**Exercise aim**:
The data below should be printed in full, exactly, and without any of its images.

**Task input**:
_ _ _ _ _ _ _

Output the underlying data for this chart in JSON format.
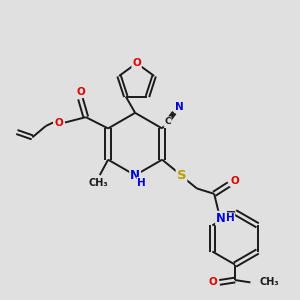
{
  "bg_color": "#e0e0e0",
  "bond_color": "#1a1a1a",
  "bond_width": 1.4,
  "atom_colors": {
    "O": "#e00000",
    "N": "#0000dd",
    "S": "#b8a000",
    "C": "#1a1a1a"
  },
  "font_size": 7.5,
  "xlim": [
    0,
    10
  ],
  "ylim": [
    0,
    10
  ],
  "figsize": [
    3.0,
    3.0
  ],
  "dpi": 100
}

_ _ _ _ _ _ _

**The response**:
Output the underlying data for this chart in JSON format.
{
  "bg_color": "#e0e0e0",
  "bond_color": "#1a1a1a",
  "bond_width": 1.4,
  "atom_colors": {
    "O": "#e00000",
    "N": "#0000dd",
    "S": "#b8a000",
    "C": "#1a1a1a"
  },
  "font_size": 7.5,
  "xlim": [
    0,
    10
  ],
  "ylim": [
    0,
    10
  ],
  "figsize": [
    3.0,
    3.0
  ],
  "dpi": 100
}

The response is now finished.